**Stated problem:**
Set out every line below as a Markdown table with the columns Row and Line, numbering the rows in order and skipping any blank lines. Leave the pictures out.

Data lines
========================
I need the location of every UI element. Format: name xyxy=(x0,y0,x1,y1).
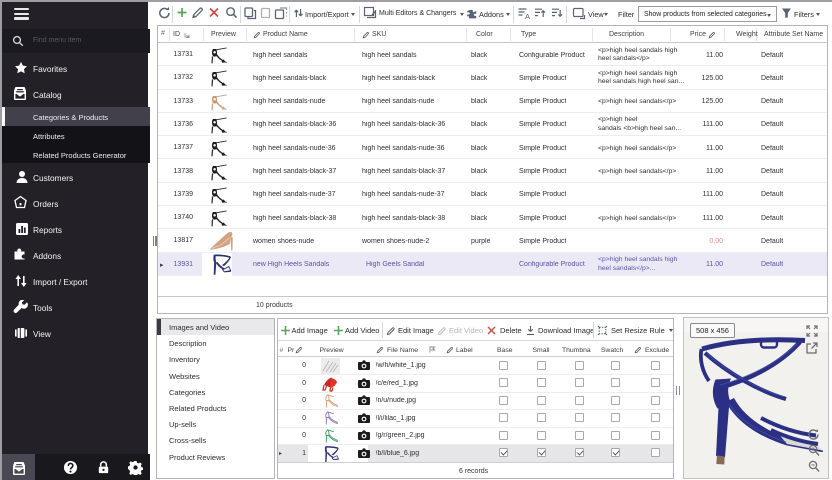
svg-text:A: A xyxy=(525,12,530,20)
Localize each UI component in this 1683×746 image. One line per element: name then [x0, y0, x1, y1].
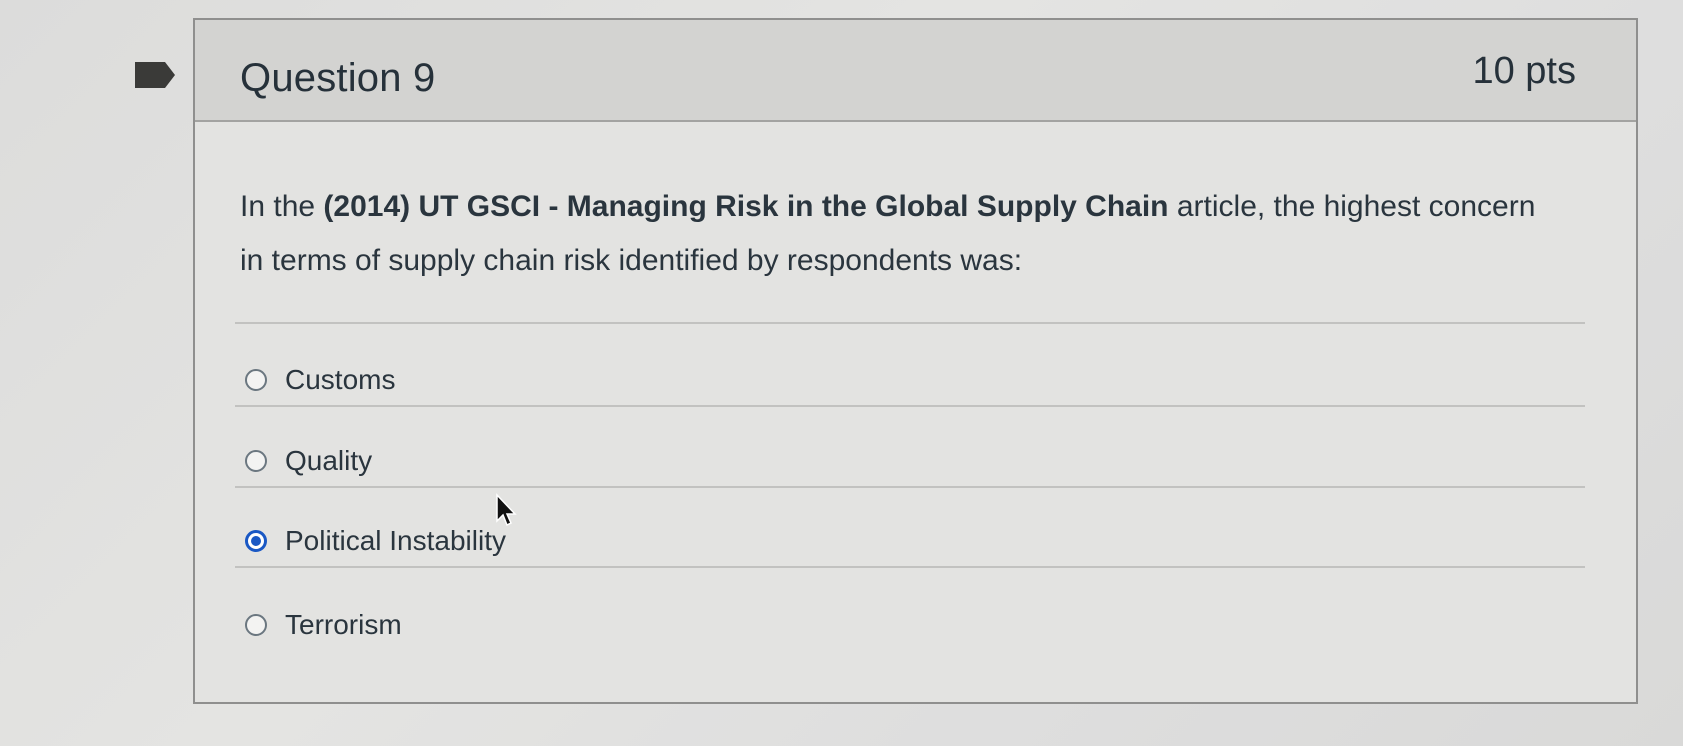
divider [235, 486, 1585, 488]
question-text-article: (2014) UT GSCI - Managing Risk in the Gl… [323, 190, 1169, 223]
answer-option-political-instability[interactable]: Political Instability [245, 521, 506, 561]
answer-option-customs[interactable]: Customs [245, 360, 395, 400]
divider [235, 566, 1585, 568]
question-points: 10 pts [1472, 50, 1576, 92]
question-header: Question 9 10 pts [195, 20, 1636, 122]
radio-button[interactable] [245, 450, 267, 472]
divider [235, 322, 1585, 324]
bookmark-flag-icon[interactable] [133, 60, 177, 90]
answer-label: Political Instability [285, 525, 506, 556]
answer-option-quality[interactable]: Quality [245, 441, 372, 481]
question-text-prefix: In the [240, 190, 324, 223]
radio-button[interactable] [245, 614, 267, 636]
question-text: In the (2014) UT GSCI - Managing Risk in… [240, 180, 1560, 288]
answer-option-terrorism[interactable]: Terrorism [245, 605, 402, 645]
answer-label: Quality [285, 445, 373, 476]
divider [235, 405, 1585, 407]
question-title: Question 9 [240, 56, 436, 100]
question-card: Question 9 10 pts In the (2014) UT GSCI … [193, 18, 1638, 704]
radio-button[interactable] [245, 369, 267, 391]
answer-label: Terrorism [285, 609, 402, 640]
radio-button-selected[interactable] [245, 530, 267, 552]
mouse-pointer-icon [496, 493, 517, 527]
answer-label: Customs [285, 364, 396, 395]
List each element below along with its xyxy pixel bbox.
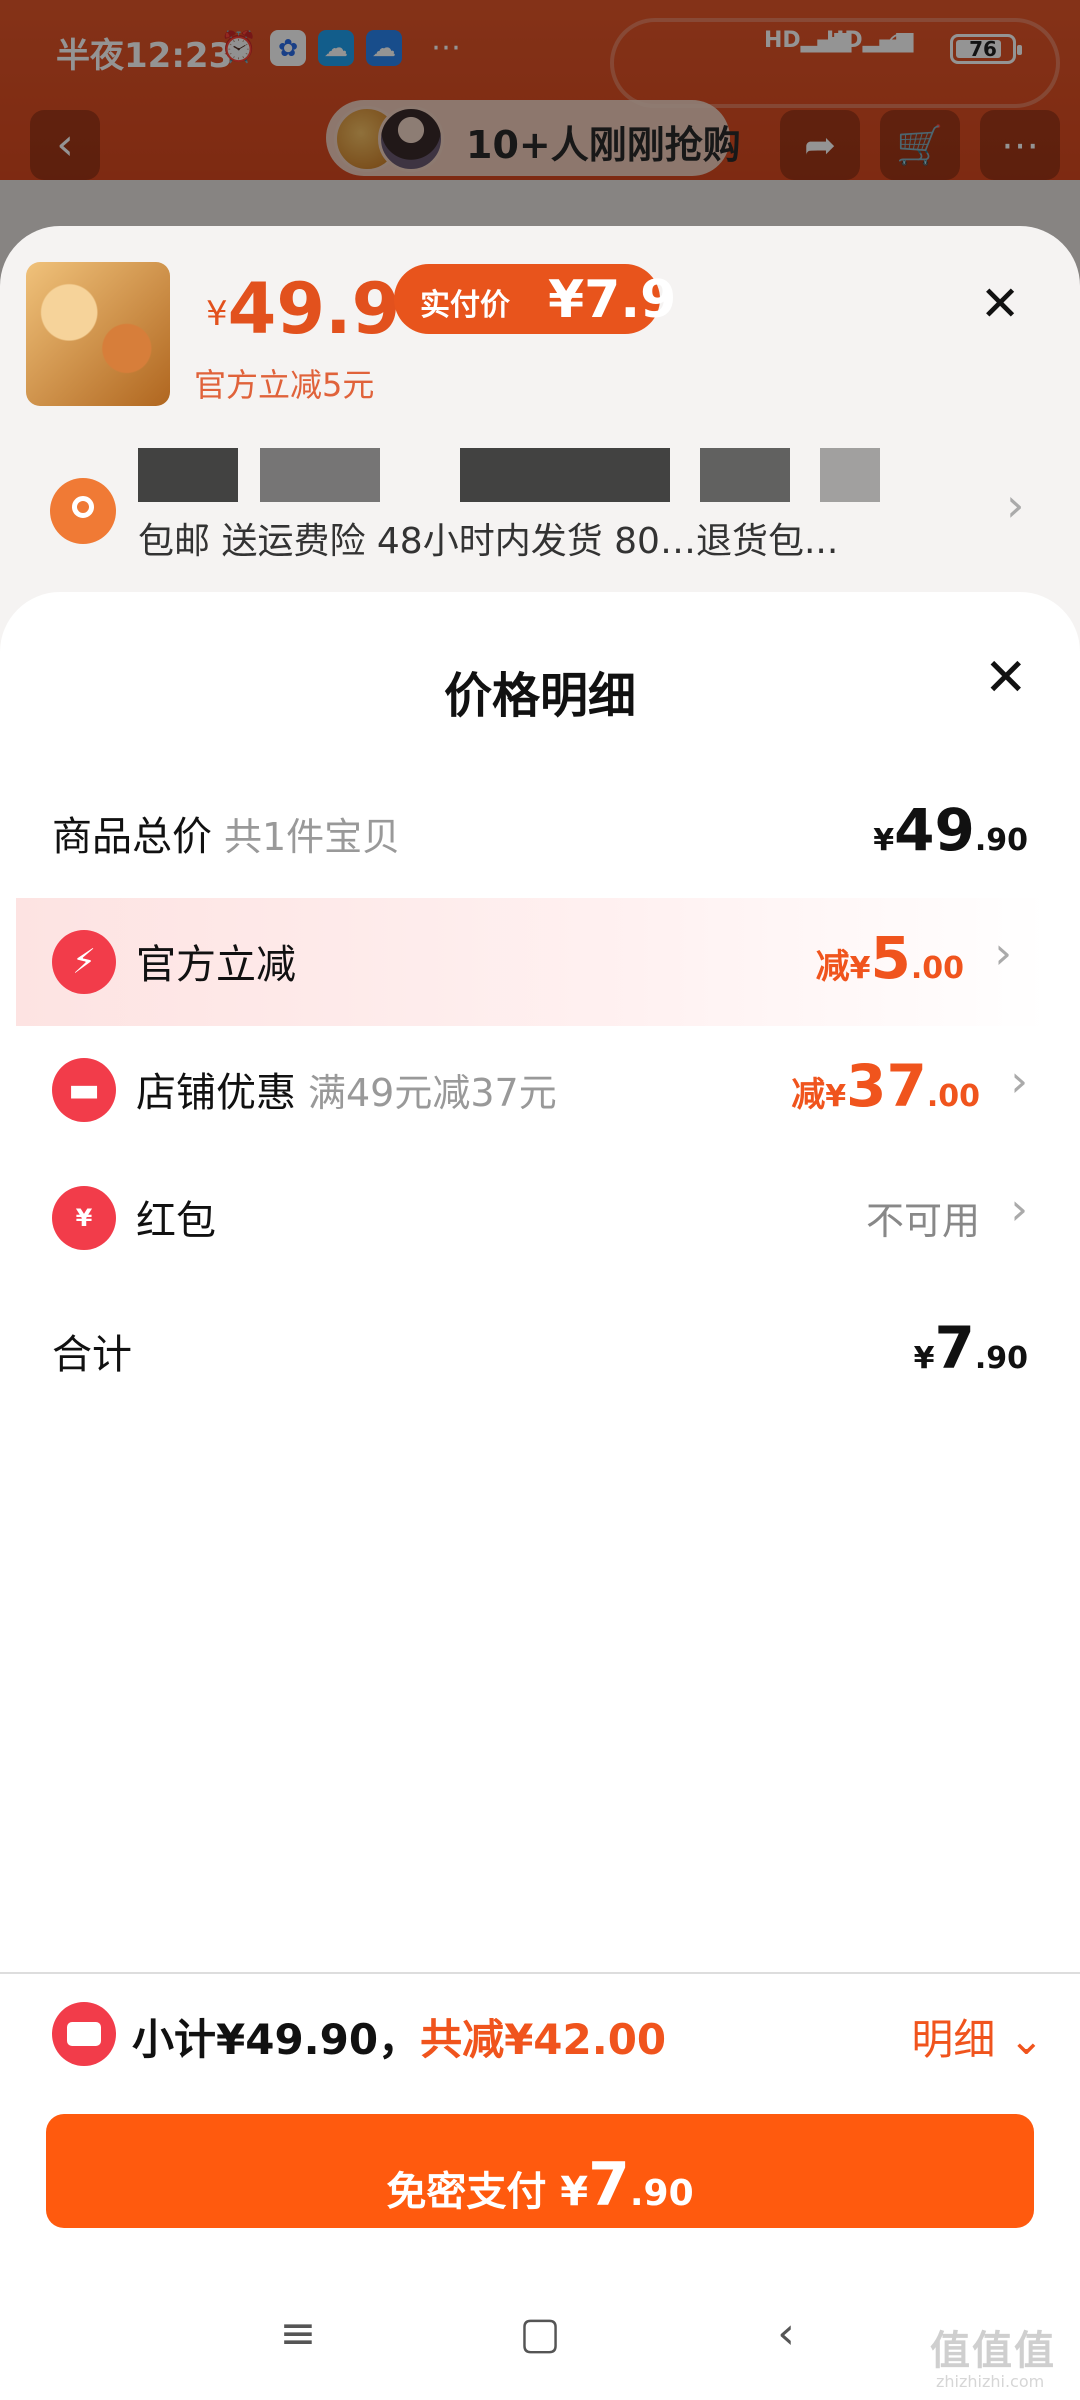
summary-text: 小计¥49.90，共减¥42.00 xyxy=(132,2006,666,2067)
shop-icon: ▬ xyxy=(52,1058,116,1122)
lightning-icon: ⚡ xyxy=(52,930,116,994)
location-icon xyxy=(50,478,116,544)
row-label: 店铺优惠 满49元减37元 xyxy=(136,1070,557,1116)
row-label: 红包 xyxy=(136,1198,216,1244)
chevron-right-icon[interactable]: › xyxy=(1006,478,1024,532)
pay-button[interactable]: 免密支付 ¥7.90 xyxy=(46,2114,1034,2228)
close-icon[interactable]: ✕ xyxy=(984,648,1028,708)
total-discount: 共减¥42.00 xyxy=(420,2015,667,2064)
row-amount: ¥49.90 xyxy=(873,796,1028,864)
chevron-down-icon: ⌄ xyxy=(1008,2015,1044,2064)
row-label: 合计 xyxy=(52,1332,132,1378)
redacted-address xyxy=(460,448,670,502)
row-official-discount[interactable]: ⚡ 官方立减 减¥5.00 › xyxy=(16,898,1048,1026)
row-label: 官方立减 xyxy=(136,942,296,988)
row-store-discount[interactable]: ▬ 店铺优惠 满49元减37元 减¥37.00 › xyxy=(0,1026,1080,1154)
redacted-address xyxy=(138,448,238,502)
chevron-right-icon: › xyxy=(1010,1184,1028,1235)
redacted-address xyxy=(260,448,380,502)
divider xyxy=(0,1972,1080,1974)
row-value: 不可用 xyxy=(865,1199,980,1243)
subtotal: 小计¥49.90， xyxy=(132,2015,421,2064)
delivery-info: 包邮 送运费险 48小时内发货 80…退货包... xyxy=(138,521,839,562)
watermark-url: zhizhizhi.com xyxy=(936,2372,1045,2391)
sheet-title: 价格明细 xyxy=(443,668,636,724)
row-label: 商品总价 共1件宝贝 xyxy=(52,814,401,860)
coupon-icon xyxy=(52,2002,116,2066)
official-discount-note: 官方立减5元 xyxy=(194,366,375,404)
close-icon[interactable]: ✕ xyxy=(980,276,1020,332)
menu-icon[interactable]: ≡ xyxy=(258,2308,338,2359)
row-amount: 减¥5.00 xyxy=(815,924,964,992)
detail-toggle-button[interactable]: 明细 ⌄ xyxy=(911,2006,1044,2067)
product-thumbnail xyxy=(26,262,170,406)
row-amount: ¥7.90 xyxy=(913,1314,1028,1382)
row-amount: 减¥37.00 xyxy=(791,1052,980,1120)
row-total: 合计 ¥7.90 xyxy=(0,1288,1080,1416)
row-goods-total: 商品总价 共1件宝贝 ¥49.90 xyxy=(0,770,1080,898)
row-red-envelope[interactable]: ¥ 红包 不可用 › xyxy=(0,1154,1080,1282)
redacted-address xyxy=(820,448,880,502)
row-sub: 共1件宝贝 xyxy=(224,815,401,859)
product-price: ¥49.9 xyxy=(206,268,401,350)
chevron-right-icon: › xyxy=(1010,1056,1028,1107)
system-nav-bar: ≡ ▢ ‹ xyxy=(0,2268,1080,2400)
watermark: 值值值 xyxy=(930,2328,1056,2374)
chevron-right-icon: › xyxy=(994,928,1012,979)
red-envelope-icon: ¥ xyxy=(52,1186,116,1250)
row-sub: 满49元减37元 xyxy=(308,1071,557,1115)
redacted-address xyxy=(700,448,790,502)
home-icon[interactable]: ▢ xyxy=(500,2308,580,2359)
back-icon[interactable]: ‹ xyxy=(746,2308,826,2359)
paid-price-badge: 实付价 ¥7.9 xyxy=(394,264,676,334)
========================
**Solution for this problem:**
| Row | Line |
|---|---|
| 1 | I need the location of every UI element. Format: name xyxy=(x0,y0,x1,y1). |
| 2 | svg-text:A: A xyxy=(525,12,530,20) |
| 3 | Localize each UI component in this 1683×746 image. One line per element: name then [x0, y0, x1, y1]. |
| 4 | divider [235, 486, 1585, 488] |
| 5 | question-text-article: (2014) UT GSCI - Managing Risk in the Gl… [323, 190, 1169, 223] |
| 6 | answer-option-political-instability[interactable]: Political Instability [245, 521, 506, 561] |
| 7 | answer-option-customs[interactable]: Customs [245, 360, 395, 400] |
| 8 | divider [235, 566, 1585, 568] |
| 9 | question-points: 10 pts [1472, 50, 1576, 92] |
| 10 | question-header: Question 9 10 pts [195, 20, 1636, 122] |
| 11 | radio-button[interactable] [245, 450, 267, 472] |
| 12 | divider [235, 322, 1585, 324] |
| 13 | bookmark-flag-icon[interactable] [133, 60, 177, 90] |
| 14 | answer-label: Political Instability [285, 525, 506, 556] |
| 15 | answer-option-quality[interactable]: Quality [245, 441, 372, 481] |
| 16 | question-text-prefix: In the [240, 190, 324, 223] |
| 17 | radio-button[interactable] [245, 614, 267, 636] |
| 18 | question-text: In the (2014) UT GSCI - Managing Risk in… [240, 180, 1560, 288] |
| 19 | answer-option-terrorism[interactable]: Terrorism [245, 605, 402, 645] |
| 20 | answer-label: Quality [285, 445, 373, 476] |
| 21 | divider [235, 405, 1585, 407] |
| 22 | question-title: Question 9 [240, 56, 436, 100] |
| 23 | question-card: Question 9 10 pts In the (2014) UT GSCI … [193, 18, 1638, 704] |
| 24 | radio-button[interactable] [245, 369, 267, 391] |
| 25 | answer-label: Terrorism [285, 609, 402, 640] |
| 26 | radio-button-selected[interactable] [245, 530, 267, 552] |
| 27 | mouse-pointer-icon [496, 493, 517, 527] |
| 28 | answer-label: Customs [285, 364, 396, 395] |
| 29 | List each element below along with its xyxy pixel bbox. |
| 30 | summary-text: 小计¥49.90，共减¥42.00 xyxy=(132,2006,666,2067) |
| 31 | shop-icon: ▬ xyxy=(52,1058,116,1122) |
| 32 | lightning-icon: ⚡ xyxy=(52,930,116,994) |
| 33 | location-icon xyxy=(50,478,116,544) |
| 34 | row-label: 店铺优惠 满49元减37元 xyxy=(136,1070,557,1116) |
| 35 | row-label: 红包 xyxy=(136,1198,216,1244) |
| 36 | chevron-right-icon[interactable]: › xyxy=(1006,478,1024,532) |
| 37 | pay-button[interactable]: 免密支付 ¥7.90 xyxy=(46,2114,1034,2228) |
| 38 | close-icon[interactable]: ✕ xyxy=(984,648,1028,708) |
| 39 | total-discount: 共减¥42.00 xyxy=(420,2015,667,2064) |
| 40 | row-amount: ¥49.90 xyxy=(873,796,1028,864) |
| 41 | chevron-down-icon: ⌄ xyxy=(1008,2015,1044,2064) |
| 42 | row-label: 合计 xyxy=(52,1332,132,1378) |
| 43 | redacted-address xyxy=(460,448,670,502) |
| 44 | row-official-discount[interactable]: ⚡ 官方立减 减¥5.00 › xyxy=(16,898,1048,1026) |
| 45 | row-label: 官方立减 xyxy=(136,942,296,988) |
| 46 | row-store-discount[interactable]: ▬ 店铺优惠 满49元减37元 减¥37.00 › xyxy=(0,1026,1080,1154) |
| 47 | redacted-address xyxy=(138,448,238,502) |
| 48 | chevron-right-icon: › xyxy=(1010,1184,1028,1235) |
| 49 | redacted-address xyxy=(260,448,380,502) |
| 50 | divider xyxy=(0,1972,1080,1974) |
| 51 | row-value: 不可用 xyxy=(865,1199,980,1243) |
| 52 | subtotal: 小计¥49.90， xyxy=(132,2015,421,2064) |
| 53 | delivery-info: 包邮 送运费险 48小时内发货 80…退货包... xyxy=(138,521,839,562) |
| 54 | watermark-url: zhizhizhi.com xyxy=(936,2372,1045,2391) |
| 55 | sheet-title: 价格明细 xyxy=(443,668,636,724) |
| 56 | row-label: 商品总价 共1件宝贝 xyxy=(52,814,401,860) |
| 57 | coupon-icon xyxy=(52,2002,116,2066) |
| 58 | official-discount-note: 官方立减5元 xyxy=(194,366,375,404) |
| 59 | close-icon[interactable]: ✕ xyxy=(980,276,1020,332) |
| 60 | menu-icon[interactable]: ≡ xyxy=(258,2308,338,2359) |
| 61 | row-amount: 减¥5.00 xyxy=(815,924,964,992) |
| 62 | detail-toggle-button[interactable]: 明细 ⌄ xyxy=(911,2006,1044,2067) |
| 63 | product-thumbnail xyxy=(26,262,170,406) |
| 64 | row-amount: ¥7.90 xyxy=(913,1314,1028,1382) |
| 65 | row-amount: 减¥37.00 xyxy=(791,1052,980,1120) |
| 66 | row-total: 合计 ¥7.90 xyxy=(0,1288,1080,1416) |
| 67 | row-goods-total: 商品总价 共1件宝贝 ¥49.90 xyxy=(0,770,1080,898) |
| 68 | row-red-envelope[interactable]: ¥ 红包 不可用 › xyxy=(0,1154,1080,1282) |
| 69 | redacted-address xyxy=(820,448,880,502) |
| 70 | row-sub: 共1件宝贝 xyxy=(224,815,401,859) |
| 71 | product-price: ¥49.9 xyxy=(206,268,401,350) |
| 72 | chevron-right-icon: › xyxy=(1010,1056,1028,1107) |
| 73 | system-nav-bar: ≡ ▢ ‹ xyxy=(0,2268,1080,2400) |
| 74 | watermark: 值值值 xyxy=(930,2328,1056,2374) |
| 75 | chevron-right-icon: › xyxy=(994,928,1012,979) |
| 76 | red-envelope-icon: ¥ xyxy=(52,1186,116,1250) |
| 77 | row-sub: 满49元减37元 xyxy=(308,1071,557,1115) |
| 78 | redacted-address xyxy=(700,448,790,502) |
| 79 | home-icon[interactable]: ▢ xyxy=(500,2308,580,2359) |
| 80 | back-icon[interactable]: ‹ xyxy=(746,2308,826,2359) |
| 81 | paid-price-badge: 实付价 ¥7.9 xyxy=(394,264,676,334) |